**Task statement:**
Quote all entries exactly, leaving pictures aside.

──────── Dataset records

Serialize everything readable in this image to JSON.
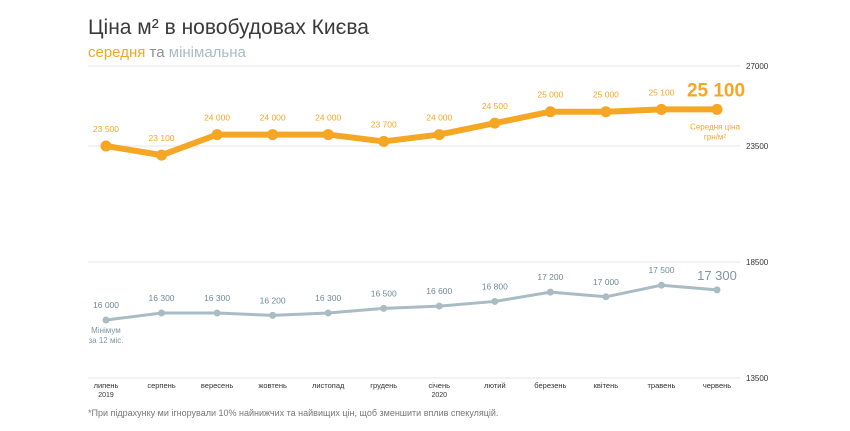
{
  "header": {
    "title": "Ціна м² в новобудовах Києва",
    "subtitle_avg": "середня",
    "subtitle_conj": "та",
    "subtitle_min": "мінімальна"
  },
  "footnote": "*При підрахунку ми ігнорували 10% найнижчих та найвищих цін, щоб зменшити вплив спекуляцій.",
  "colors": {
    "average": "#f5a623",
    "minimum": "#a9bcc4",
    "grid": "#e6e6e6"
  },
  "chart_data": {
    "type": "line",
    "categories": [
      "липень",
      "серпень",
      "вересень",
      "жовтень",
      "листопад",
      "грудень",
      "січень",
      "лютий",
      "березень",
      "квітень",
      "травень",
      "червень"
    ],
    "year_labels": [
      "2019",
      "",
      "",
      "",
      "",
      "",
      "2020",
      "",
      "",
      "",
      "",
      ""
    ],
    "series": [
      {
        "key": "average",
        "values": [
          23500,
          23100,
          24000,
          24000,
          24000,
          23700,
          24000,
          24500,
          25000,
          25000,
          25100,
          25100
        ],
        "value_labels": [
          "23 500",
          "23 100",
          "24 000",
          "24 000",
          "24 000",
          "23 700",
          "24 000",
          "24 500",
          "25 000",
          "25 000",
          "25 100",
          "25 100"
        ],
        "end_label": "Середня ціна",
        "end_unit": "грн/м²"
      },
      {
        "key": "minimum",
        "values": [
          16000,
          16300,
          16300,
          16200,
          16300,
          16500,
          16600,
          16800,
          17200,
          17000,
          17500,
          17300
        ],
        "value_labels": [
          "16 000",
          "16 300",
          "16 300",
          "16 200",
          "16 300",
          "16 500",
          "16 600",
          "16 800",
          "17 200",
          "17 000",
          "17 500",
          "17 300"
        ],
        "start_label": "Мінімум",
        "start_sub": "за 12 міс."
      }
    ],
    "axes": {
      "upper": {
        "min": 23500,
        "max": 27000,
        "ticks": [
          "27000",
          "23500"
        ]
      },
      "lower": {
        "min": 13500,
        "max": 18500,
        "ticks": [
          "18500",
          "13500"
        ]
      }
    },
    "grid": true
  }
}
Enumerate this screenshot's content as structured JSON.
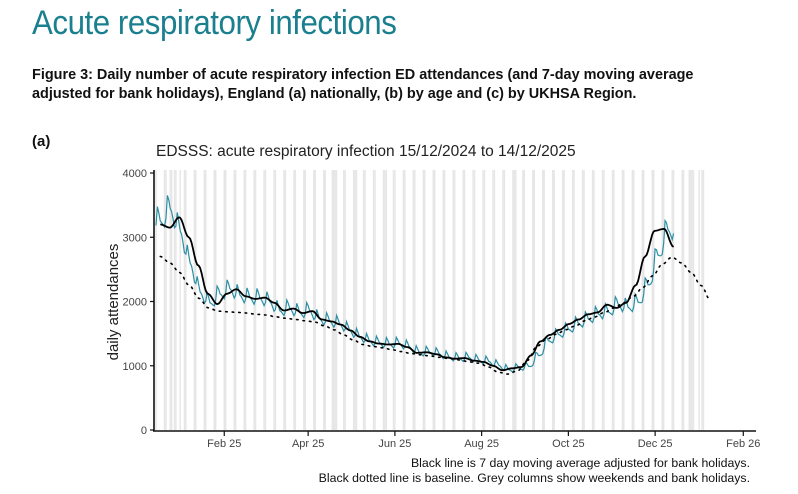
{
  "page": {
    "title": "Acute respiratory infections",
    "figure_caption": "Figure 3: Daily number of acute respiratory infection ED attendances (and 7-day moving average adjusted for bank holidays), England (a) nationally, (b) by age and (c) by UKHSA Region.",
    "panel_label": "(a)"
  },
  "colors": {
    "title": "#1a7f8e",
    "daily_line": "#2b8ea3",
    "moving_average": "#000000",
    "baseline": "#000000",
    "grey_columns": "#e6e6e6"
  },
  "chart_data": {
    "type": "line",
    "title": "EDSSS: acute respiratory infection 15/12/2024 to 14/12/2025",
    "xlabel": "",
    "ylabel": "daily attendances",
    "start_date": "2024-12-15",
    "end_date": "2025-12-14",
    "x_range": [
      "2024-12-15",
      "2026-02-05"
    ],
    "ylim": [
      0,
      4000
    ],
    "y_ticks": [
      0,
      1000,
      2000,
      3000,
      4000
    ],
    "y_tick_labels": [
      "0",
      "1000",
      "2000",
      "3000",
      "4000"
    ],
    "x_ticks": [
      "2025-02-01",
      "2025-04-01",
      "2025-06-01",
      "2025-08-01",
      "2025-10-01",
      "2025-12-01",
      "2026-02-01"
    ],
    "x_tick_labels": [
      "Feb 25",
      "Apr 25",
      "Jun 25",
      "Aug 25",
      "Oct 25",
      "Dec 25",
      "Feb 26"
    ],
    "grid": false,
    "notes": [
      "Black line is 7 day moving average adjusted for bank holidays.",
      "Black dotted line is baseline. Grey columns show weekends and bank holidays."
    ],
    "grey_columns_end_date": "2026-01-09",
    "bank_holidays": [
      "2024-12-25",
      "2024-12-26",
      "2025-01-01",
      "2025-04-18",
      "2025-04-21",
      "2025-05-05",
      "2025-05-26",
      "2025-08-25",
      "2025-12-25",
      "2025-12-26",
      "2026-01-01"
    ],
    "series": [
      {
        "name": "Daily attendances",
        "style": "teal line",
        "weekly_7day_mean": [
          3250,
          3450,
          3100,
          2600,
          2150,
          1980,
          2120,
          2200,
          2100,
          2060,
          2060,
          2000,
          1860,
          1900,
          1830,
          1860,
          1730,
          1700,
          1660,
          1560,
          1460,
          1390,
          1360,
          1340,
          1350,
          1300,
          1210,
          1220,
          1190,
          1140,
          1120,
          1130,
          1090,
          1070,
          1010,
          940,
          970,
          990,
          1160,
          1390,
          1490,
          1570,
          1660,
          1730,
          1810,
          1840,
          1960,
          1910,
          1990,
          2260,
          2720,
          3120
        ],
        "weekly_pattern": [
          1.07,
          1.04,
          1.0,
          0.99,
          0.97,
          0.95,
          0.98
        ],
        "values_note": "daily value = weekly_7day_mean × weekly_pattern[weekday], first day Sunday 15/12/2024"
      },
      {
        "name": "7 day moving average",
        "style": "black solid line",
        "start_date": "2024-12-18",
        "weekly_values": [
          3200,
          3150,
          3310,
          3000,
          2560,
          2120,
          1960,
          2120,
          2190,
          2080,
          2040,
          2060,
          1980,
          1860,
          1890,
          1820,
          1850,
          1720,
          1690,
          1640,
          1550,
          1450,
          1380,
          1345,
          1330,
          1340,
          1290,
          1200,
          1210,
          1180,
          1130,
          1110,
          1120,
          1080,
          1060,
          1000,
          930,
          960,
          980,
          1160,
          1380,
          1480,
          1560,
          1650,
          1720,
          1800,
          1830,
          1950,
          1900,
          1980,
          2250,
          2700,
          3100,
          3130,
          2850
        ]
      },
      {
        "name": "Baseline",
        "style": "black dotted line",
        "start_date": "2024-12-18",
        "end_date": "2026-01-09",
        "weekly_values": [
          2700,
          2600,
          2450,
          2250,
          2050,
          1900,
          1850,
          1840,
          1830,
          1820,
          1800,
          1790,
          1760,
          1740,
          1720,
          1700,
          1680,
          1620,
          1560,
          1480,
          1400,
          1330,
          1300,
          1280,
          1250,
          1220,
          1190,
          1170,
          1150,
          1130,
          1110,
          1090,
          1060,
          1040,
          980,
          900,
          870,
          920,
          1080,
          1300,
          1410,
          1490,
          1560,
          1620,
          1700,
          1760,
          1830,
          1900,
          1980,
          2080,
          2220,
          2400,
          2580,
          2690,
          2600,
          2450,
          2250,
          2020
        ]
      }
    ]
  }
}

────────────────

**Solved exercise:**
Serialize everything readable in this image to JSON.
{
  "header": {
    "title": "Ціна м² в новобудовах Києва",
    "subtitle_avg": "середня",
    "subtitle_conj": "та",
    "subtitle_min": "мінімальна"
  },
  "footnote": "*При підрахунку ми ігнорували 10% найнижчих та найвищих цін, щоб зменшити вплив спекуляцій.",
  "colors": {
    "average": "#f5a623",
    "minimum": "#a9bcc4",
    "grid": "#e6e6e6"
  },
  "chart_data": {
    "type": "line",
    "categories": [
      "липень",
      "серпень",
      "вересень",
      "жовтень",
      "листопад",
      "грудень",
      "січень",
      "лютий",
      "березень",
      "квітень",
      "травень",
      "червень"
    ],
    "year_labels": [
      "2019",
      "",
      "",
      "",
      "",
      "",
      "2020",
      "",
      "",
      "",
      "",
      ""
    ],
    "series": [
      {
        "key": "average",
        "values": [
          23500,
          23100,
          24000,
          24000,
          24000,
          23700,
          24000,
          24500,
          25000,
          25000,
          25100,
          25100
        ],
        "value_labels": [
          "23 500",
          "23 100",
          "24 000",
          "24 000",
          "24 000",
          "23 700",
          "24 000",
          "24 500",
          "25 000",
          "25 000",
          "25 100",
          "25 100"
        ],
        "end_label": "Середня ціна",
        "end_unit": "грн/м²"
      },
      {
        "key": "minimum",
        "values": [
          16000,
          16300,
          16300,
          16200,
          16300,
          16500,
          16600,
          16800,
          17200,
          17000,
          17500,
          17300
        ],
        "value_labels": [
          "16 000",
          "16 300",
          "16 300",
          "16 200",
          "16 300",
          "16 500",
          "16 600",
          "16 800",
          "17 200",
          "17 000",
          "17 500",
          "17 300"
        ],
        "start_label": "Мінімум",
        "start_sub": "за 12 міс."
      }
    ],
    "axes": {
      "upper": {
        "min": 23500,
        "max": 27000,
        "ticks": [
          "27000",
          "23500"
        ]
      },
      "lower": {
        "min": 13500,
        "max": 18500,
        "ticks": [
          "18500",
          "13500"
        ]
      }
    },
    "grid": true
  }
}
Enumerate this screenshot's content as structured JSON.
{
  "page": {
    "title": "Acute respiratory infections",
    "figure_caption": "Figure 3: Daily number of acute respiratory infection ED attendances (and 7-day moving average adjusted for bank holidays), England (a) nationally, (b) by age and (c) by UKHSA Region.",
    "panel_label": "(a)"
  },
  "colors": {
    "title": "#1a7f8e",
    "daily_line": "#2b8ea3",
    "moving_average": "#000000",
    "baseline": "#000000",
    "grey_columns": "#e6e6e6"
  },
  "chart_data": {
    "type": "line",
    "title": "EDSSS: acute respiratory infection 15/12/2024 to 14/12/2025",
    "xlabel": "",
    "ylabel": "daily attendances",
    "start_date": "2024-12-15",
    "end_date": "2025-12-14",
    "x_range": [
      "2024-12-15",
      "2026-02-05"
    ],
    "ylim": [
      0,
      4000
    ],
    "y_ticks": [
      0,
      1000,
      2000,
      3000,
      4000
    ],
    "y_tick_labels": [
      "0",
      "1000",
      "2000",
      "3000",
      "4000"
    ],
    "x_ticks": [
      "2025-02-01",
      "2025-04-01",
      "2025-06-01",
      "2025-08-01",
      "2025-10-01",
      "2025-12-01",
      "2026-02-01"
    ],
    "x_tick_labels": [
      "Feb 25",
      "Apr 25",
      "Jun 25",
      "Aug 25",
      "Oct 25",
      "Dec 25",
      "Feb 26"
    ],
    "grid": false,
    "notes": [
      "Black line is 7 day moving average adjusted for bank holidays.",
      "Black dotted line is baseline. Grey columns show weekends and bank holidays."
    ],
    "grey_columns_end_date": "2026-01-09",
    "bank_holidays": [
      "2024-12-25",
      "2024-12-26",
      "2025-01-01",
      "2025-04-18",
      "2025-04-21",
      "2025-05-05",
      "2025-05-26",
      "2025-08-25",
      "2025-12-25",
      "2025-12-26",
      "2026-01-01"
    ],
    "series": [
      {
        "name": "Daily attendances",
        "style": "teal line",
        "weekly_7day_mean": [
          3250,
          3450,
          3100,
          2600,
          2150,
          1980,
          2120,
          2200,
          2100,
          2060,
          2060,
          2000,
          1860,
          1900,
          1830,
          1860,
          1730,
          1700,
          1660,
          1560,
          1460,
          1390,
          1360,
          1340,
          1350,
          1300,
          1210,
          1220,
          1190,
          1140,
          1120,
          1130,
          1090,
          1070,
          1010,
          940,
          970,
          990,
          1160,
          1390,
          1490,
          1570,
          1660,
          1730,
          1810,
          1840,
          1960,
          1910,
          1990,
          2260,
          2720,
          3120
        ],
        "weekly_pattern": [
          1.07,
          1.04,
          1.0,
          0.99,
          0.97,
          0.95,
          0.98
        ],
        "values_note": "daily value = weekly_7day_mean × weekly_pattern[weekday], first day Sunday 15/12/2024"
      },
      {
        "name": "7 day moving average",
        "style": "black solid line",
        "start_date": "2024-12-18",
        "weekly_values": [
          3200,
          3150,
          3310,
          3000,
          2560,
          2120,
          1960,
          2120,
          2190,
          2080,
          2040,
          2060,
          1980,
          1860,
          1890,
          1820,
          1850,
          1720,
          1690,
          1640,
          1550,
          1450,
          1380,
          1345,
          1330,
          1340,
          1290,
          1200,
          1210,
          1180,
          1130,
          1110,
          1120,
          1080,
          1060,
          1000,
          930,
          960,
          980,
          1160,
          1380,
          1480,
          1560,
          1650,
          1720,
          1800,
          1830,
          1950,
          1900,
          1980,
          2250,
          2700,
          3100,
          3130,
          2850
        ]
      },
      {
        "name": "Baseline",
        "style": "black dotted line",
        "start_date": "2024-12-18",
        "end_date": "2026-01-09",
        "weekly_values": [
          2700,
          2600,
          2450,
          2250,
          2050,
          1900,
          1850,
          1840,
          1830,
          1820,
          1800,
          1790,
          1760,
          1740,
          1720,
          1700,
          1680,
          1620,
          1560,
          1480,
          1400,
          1330,
          1300,
          1280,
          1250,
          1220,
          1190,
          1170,
          1150,
          1130,
          1110,
          1090,
          1060,
          1040,
          980,
          900,
          870,
          920,
          1080,
          1300,
          1410,
          1490,
          1560,
          1620,
          1700,
          1760,
          1830,
          1900,
          1980,
          2080,
          2220,
          2400,
          2580,
          2690,
          2600,
          2450,
          2250,
          2020
        ]
      }
    ]
  }
}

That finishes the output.